*WRITTEN TASK:* Transcribe every entry word for word, leaving out all images.
--- start of AVAILABLE RECORDS ---
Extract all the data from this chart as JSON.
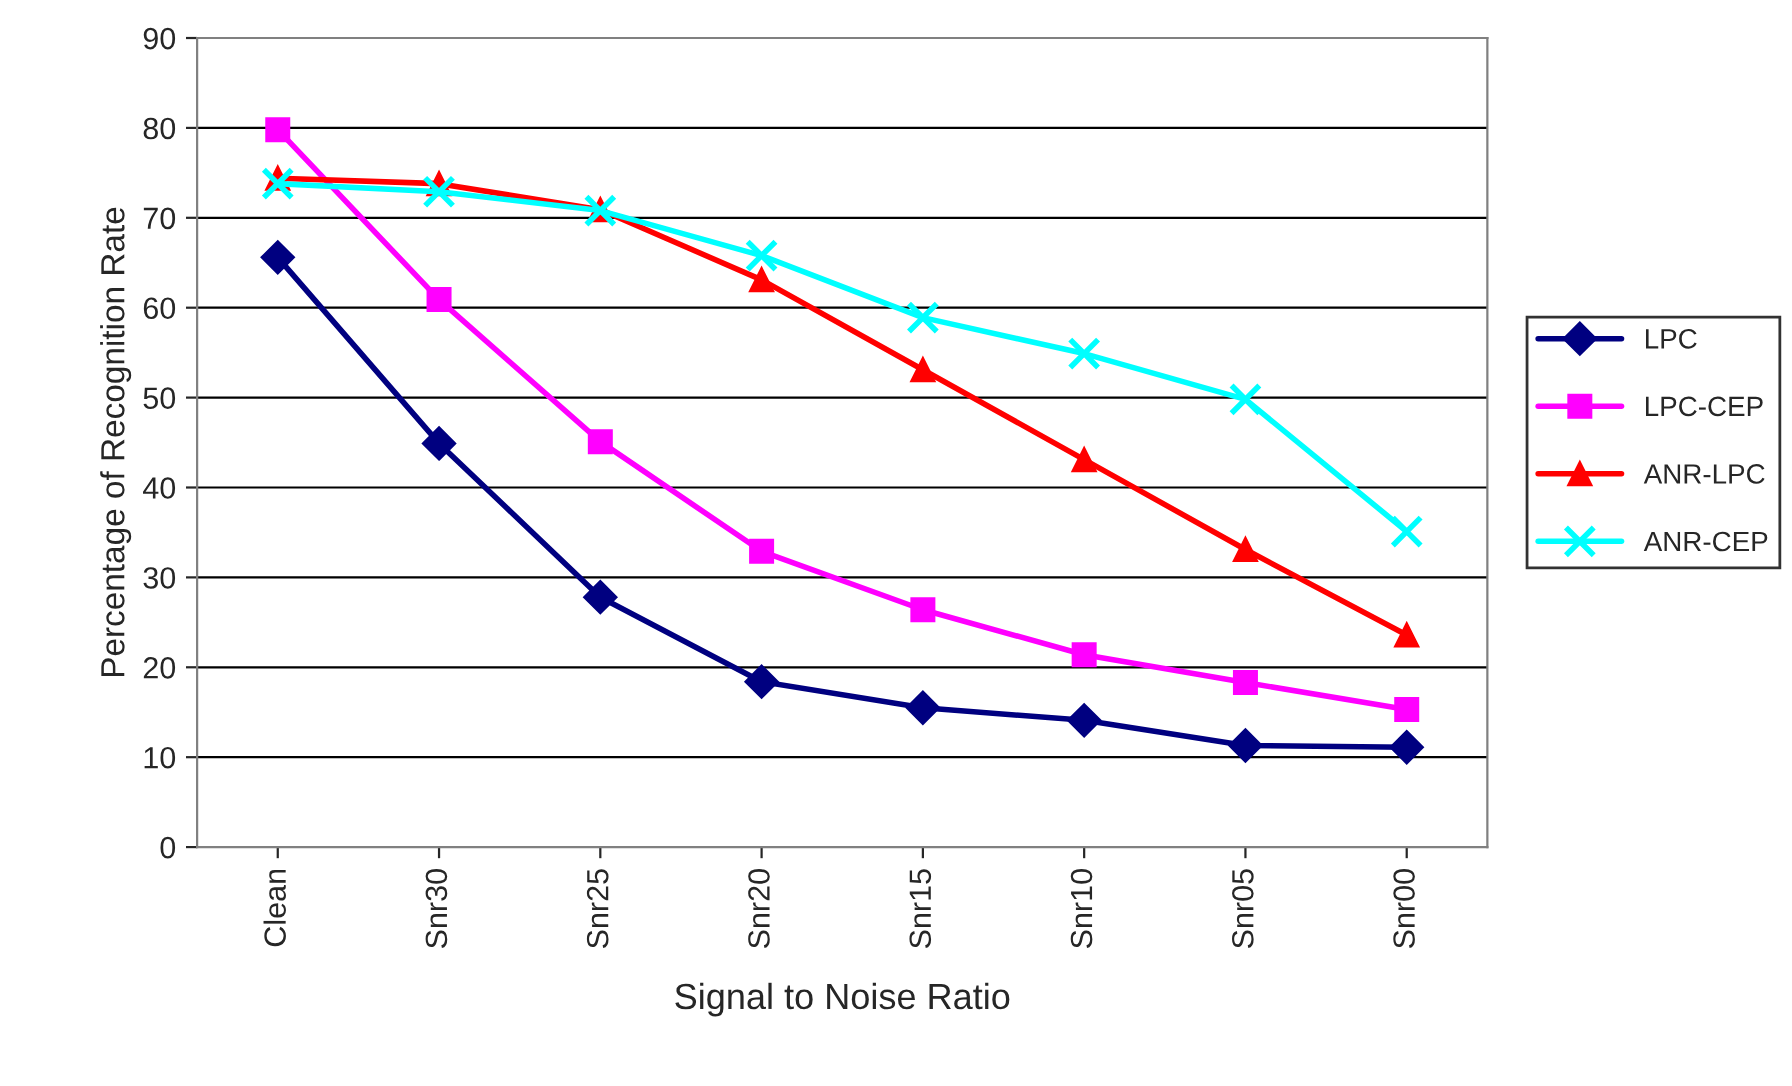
{
  "chart_data": {
    "type": "line",
    "xlabel": "Signal to Noise Ratio",
    "ylabel": "Percentage of Recognition Rate",
    "categories": [
      "Clean",
      "Snr30",
      "Snr25",
      "Snr20",
      "Snr15",
      "Snr10",
      "Snr05",
      "Snr00"
    ],
    "series": [
      {
        "name": "LPC",
        "color": "#000080",
        "marker": "diamond",
        "values": [
          65.6,
          44.9,
          27.8,
          18.4,
          15.5,
          14.1,
          11.3,
          11.1
        ]
      },
      {
        "name": "LPC-CEP",
        "color": "#ff00ff",
        "marker": "square",
        "values": [
          79.8,
          60.9,
          45.1,
          32.9,
          26.4,
          21.4,
          18.3,
          15.3
        ]
      },
      {
        "name": "ANR-LPC",
        "color": "#ff0000",
        "marker": "triangle",
        "values": [
          74.4,
          73.8,
          70.9,
          63.1,
          53.1,
          43.1,
          33.1,
          23.6
        ]
      },
      {
        "name": "ANR-CEP",
        "color": "#00ffff",
        "marker": "cross",
        "values": [
          73.8,
          72.9,
          70.8,
          65.8,
          58.9,
          54.9,
          49.8,
          35.1
        ]
      }
    ],
    "ylim": [
      0,
      90
    ],
    "yticks": [
      0,
      10,
      20,
      30,
      40,
      50,
      60,
      70,
      80,
      90
    ],
    "grid": "y",
    "legend": "right",
    "line_style": "solid"
  }
}
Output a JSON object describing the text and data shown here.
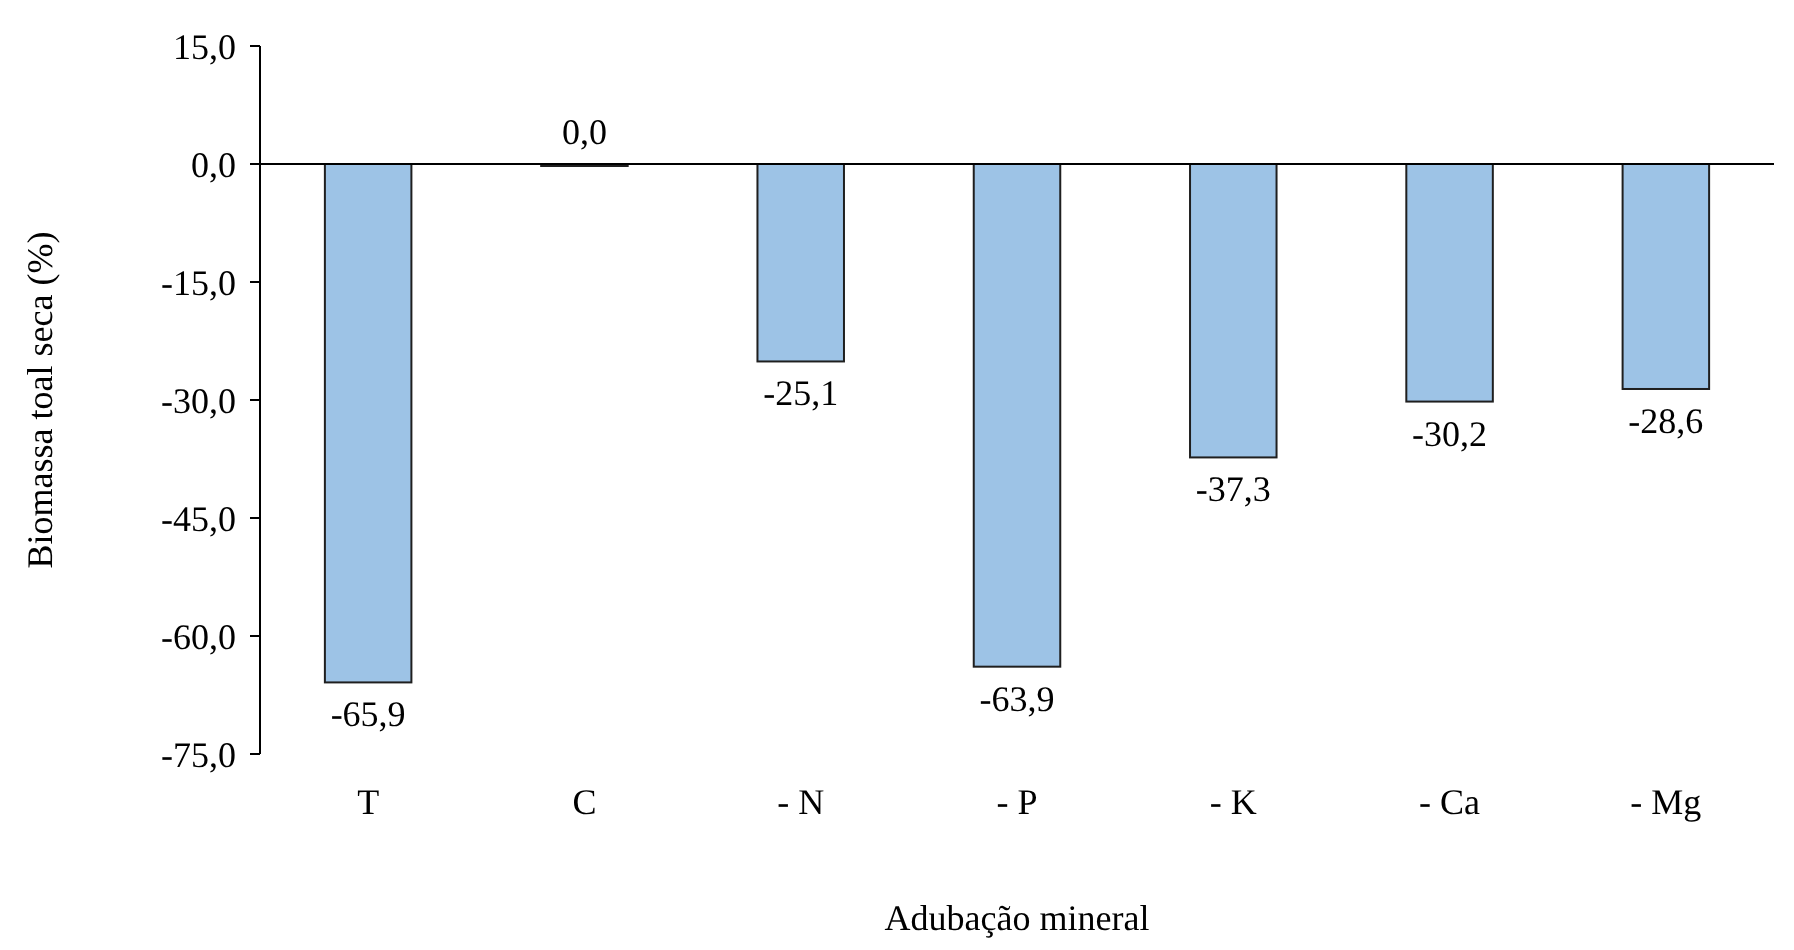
{
  "chart_data": {
    "type": "bar",
    "xlabel": "Adubação mineral",
    "ylabel": "Biomassa toal seca (%)",
    "categories": [
      "T",
      "C",
      "- N",
      "- P",
      "- K",
      "- Ca",
      "- Mg"
    ],
    "values": [
      -65.9,
      0.0,
      -25.1,
      -63.9,
      -37.3,
      -30.2,
      -28.6
    ],
    "value_labels": [
      "-65,9",
      "0,0",
      "-25,1",
      "-63,9",
      "-37,3",
      "-30,2",
      "-28,6"
    ],
    "color": "#9dc3e6",
    "ylim": [
      -75,
      15
    ],
    "yticks": [
      {
        "value": -75,
        "label": "-75,0"
      },
      {
        "value": -60,
        "label": "-60,0"
      },
      {
        "value": -45,
        "label": "-45,0"
      },
      {
        "value": -30,
        "label": "-30,0"
      },
      {
        "value": -15,
        "label": "-15,0"
      },
      {
        "value": 0,
        "label": "0,0"
      },
      {
        "value": 15,
        "label": "15,0"
      }
    ]
  }
}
--- end of AVAILABLE RECORDS ---
*COMPLETE RESPONSE:*
Extract all the data from this chart as JSON.
{
  "chart_data": {
    "type": "line",
    "xlabel": "Signal to Noise Ratio",
    "ylabel": "Percentage of Recognition Rate",
    "categories": [
      "Clean",
      "Snr30",
      "Snr25",
      "Snr20",
      "Snr15",
      "Snr10",
      "Snr05",
      "Snr00"
    ],
    "series": [
      {
        "name": "LPC",
        "color": "#000080",
        "marker": "diamond",
        "values": [
          65.6,
          44.9,
          27.8,
          18.4,
          15.5,
          14.1,
          11.3,
          11.1
        ]
      },
      {
        "name": "LPC-CEP",
        "color": "#ff00ff",
        "marker": "square",
        "values": [
          79.8,
          60.9,
          45.1,
          32.9,
          26.4,
          21.4,
          18.3,
          15.3
        ]
      },
      {
        "name": "ANR-LPC",
        "color": "#ff0000",
        "marker": "triangle",
        "values": [
          74.4,
          73.8,
          70.9,
          63.1,
          53.1,
          43.1,
          33.1,
          23.6
        ]
      },
      {
        "name": "ANR-CEP",
        "color": "#00ffff",
        "marker": "cross",
        "values": [
          73.8,
          72.9,
          70.8,
          65.8,
          58.9,
          54.9,
          49.8,
          35.1
        ]
      }
    ],
    "ylim": [
      0,
      90
    ],
    "yticks": [
      0,
      10,
      20,
      30,
      40,
      50,
      60,
      70,
      80,
      90
    ],
    "grid": "y",
    "legend": "right",
    "line_style": "solid"
  }
}
Output a JSON object describing the text and data shown here.
{
  "chart_data": {
    "type": "bar",
    "xlabel": "Adubação mineral",
    "ylabel": "Biomassa toal seca (%)",
    "categories": [
      "T",
      "C",
      "- N",
      "- P",
      "- K",
      "- Ca",
      "- Mg"
    ],
    "values": [
      -65.9,
      0.0,
      -25.1,
      -63.9,
      -37.3,
      -30.2,
      -28.6
    ],
    "value_labels": [
      "-65,9",
      "0,0",
      "-25,1",
      "-63,9",
      "-37,3",
      "-30,2",
      "-28,6"
    ],
    "color": "#9dc3e6",
    "ylim": [
      -75,
      15
    ],
    "yticks": [
      {
        "value": -75,
        "label": "-75,0"
      },
      {
        "value": -60,
        "label": "-60,0"
      },
      {
        "value": -45,
        "label": "-45,0"
      },
      {
        "value": -30,
        "label": "-30,0"
      },
      {
        "value": -15,
        "label": "-15,0"
      },
      {
        "value": 0,
        "label": "0,0"
      },
      {
        "value": 15,
        "label": "15,0"
      }
    ]
  }
}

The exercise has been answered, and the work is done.